— START OF Dataset rows —
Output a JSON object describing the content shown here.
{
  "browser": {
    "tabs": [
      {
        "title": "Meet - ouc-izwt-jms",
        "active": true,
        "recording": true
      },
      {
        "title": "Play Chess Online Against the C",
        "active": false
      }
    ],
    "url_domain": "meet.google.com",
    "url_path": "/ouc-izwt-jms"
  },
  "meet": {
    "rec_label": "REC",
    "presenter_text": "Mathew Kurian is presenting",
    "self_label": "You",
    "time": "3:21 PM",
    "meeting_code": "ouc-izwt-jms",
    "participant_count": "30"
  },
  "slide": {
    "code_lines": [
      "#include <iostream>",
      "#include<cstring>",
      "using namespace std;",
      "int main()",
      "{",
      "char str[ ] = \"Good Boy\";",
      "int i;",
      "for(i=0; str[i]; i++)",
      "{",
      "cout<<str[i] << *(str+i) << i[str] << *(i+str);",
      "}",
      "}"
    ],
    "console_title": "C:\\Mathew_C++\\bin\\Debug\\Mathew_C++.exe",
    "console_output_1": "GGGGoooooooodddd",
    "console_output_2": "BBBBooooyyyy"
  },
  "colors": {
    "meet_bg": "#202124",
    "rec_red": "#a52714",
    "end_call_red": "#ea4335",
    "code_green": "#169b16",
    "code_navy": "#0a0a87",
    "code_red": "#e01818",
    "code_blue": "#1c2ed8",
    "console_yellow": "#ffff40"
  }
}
— END OF Dataset rows —
Emit the full listing verbatim.

== Solution below ==
Output a JSON object describing the content shown here.
{
  "browser": {
    "tabs": [
      {
        "title": "Meet - ouc-izwt-jms",
        "active": true,
        "recording": true
      },
      {
        "title": "Play Chess Online Against the C",
        "active": false
      }
    ],
    "url_domain": "meet.google.com",
    "url_path": "/ouc-izwt-jms"
  },
  "meet": {
    "rec_label": "REC",
    "presenter_text": "Mathew Kurian is presenting",
    "self_label": "You",
    "time": "3:21 PM",
    "meeting_code": "ouc-izwt-jms",
    "participant_count": "30"
  },
  "slide": {
    "code_lines": [
      "#include <iostream>",
      "#include<cstring>",
      "using namespace std;",
      "int main()",
      "{",
      "char str[ ] = \"Good Boy\";",
      "int i;",
      "for(i=0; str[i]; i++)",
      "{",
      "cout<<str[i] << *(str+i) << i[str] << *(i+str);",
      "}",
      "}"
    ],
    "console_title": "C:\\Mathew_C++\\bin\\Debug\\Mathew_C++.exe",
    "console_output_1": "GGGGoooooooodddd",
    "console_output_2": "BBBBooooyyyy"
  },
  "colors": {
    "meet_bg": "#202124",
    "rec_red": "#a52714",
    "end_call_red": "#ea4335",
    "code_green": "#169b16",
    "code_navy": "#0a0a87",
    "code_red": "#e01818",
    "code_blue": "#1c2ed8",
    "console_yellow": "#ffff40"
  }
}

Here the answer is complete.